— start of DATA FOR THE TASK —

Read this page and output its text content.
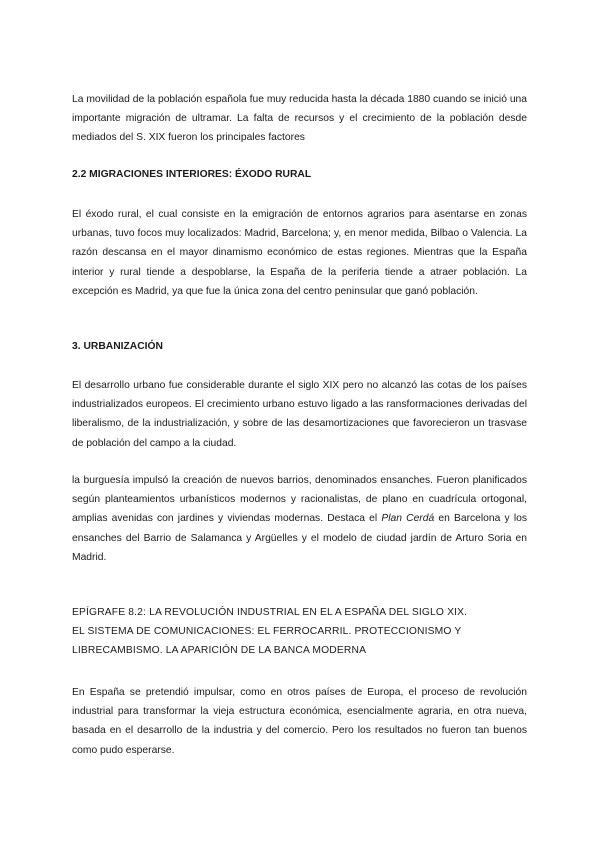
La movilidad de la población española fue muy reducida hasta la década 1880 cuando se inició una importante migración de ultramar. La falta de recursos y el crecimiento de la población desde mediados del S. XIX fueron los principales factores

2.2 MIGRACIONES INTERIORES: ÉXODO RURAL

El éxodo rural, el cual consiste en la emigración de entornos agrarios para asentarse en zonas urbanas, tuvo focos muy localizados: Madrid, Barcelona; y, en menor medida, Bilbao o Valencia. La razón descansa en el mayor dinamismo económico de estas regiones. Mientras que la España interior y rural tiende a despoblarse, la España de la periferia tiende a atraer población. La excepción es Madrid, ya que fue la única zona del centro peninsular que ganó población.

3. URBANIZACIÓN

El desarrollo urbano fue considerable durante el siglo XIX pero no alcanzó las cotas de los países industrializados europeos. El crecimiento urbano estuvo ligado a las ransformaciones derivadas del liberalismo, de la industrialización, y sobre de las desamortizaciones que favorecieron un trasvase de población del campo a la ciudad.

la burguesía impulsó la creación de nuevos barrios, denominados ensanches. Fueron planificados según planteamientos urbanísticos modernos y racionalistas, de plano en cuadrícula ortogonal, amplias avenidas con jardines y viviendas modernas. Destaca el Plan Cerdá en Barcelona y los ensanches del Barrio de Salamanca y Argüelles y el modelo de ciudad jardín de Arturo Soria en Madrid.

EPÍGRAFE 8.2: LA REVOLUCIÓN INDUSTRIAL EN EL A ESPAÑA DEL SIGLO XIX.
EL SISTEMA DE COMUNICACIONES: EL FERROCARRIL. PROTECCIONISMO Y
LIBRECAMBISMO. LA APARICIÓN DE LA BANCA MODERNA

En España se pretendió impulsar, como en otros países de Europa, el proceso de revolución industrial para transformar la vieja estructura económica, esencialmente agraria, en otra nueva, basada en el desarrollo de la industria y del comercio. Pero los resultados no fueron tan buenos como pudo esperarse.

— end of DATA FOR THE TASK —

Extract all lines that hold the word "crecimiento".

* [EXERCISE RESULT]
La movilidad de la población española fue muy reducida hasta la década 1880 cuando se inició una importante migración de ultramar. La falta de recursos y el crecimiento de la población desde mediados del S. XIX fueron los principales factores
El desarrollo urbano fue considerable durante el siglo XIX pero no alcanzó las cotas de los países industrializados europeos. El crecimiento urbano estuvo ligado a las ransformaciones derivadas del liberalismo, de la industrialización, y sobre de las desamortizaciones que favorecieron un trasvase de población del campo a la ciudad.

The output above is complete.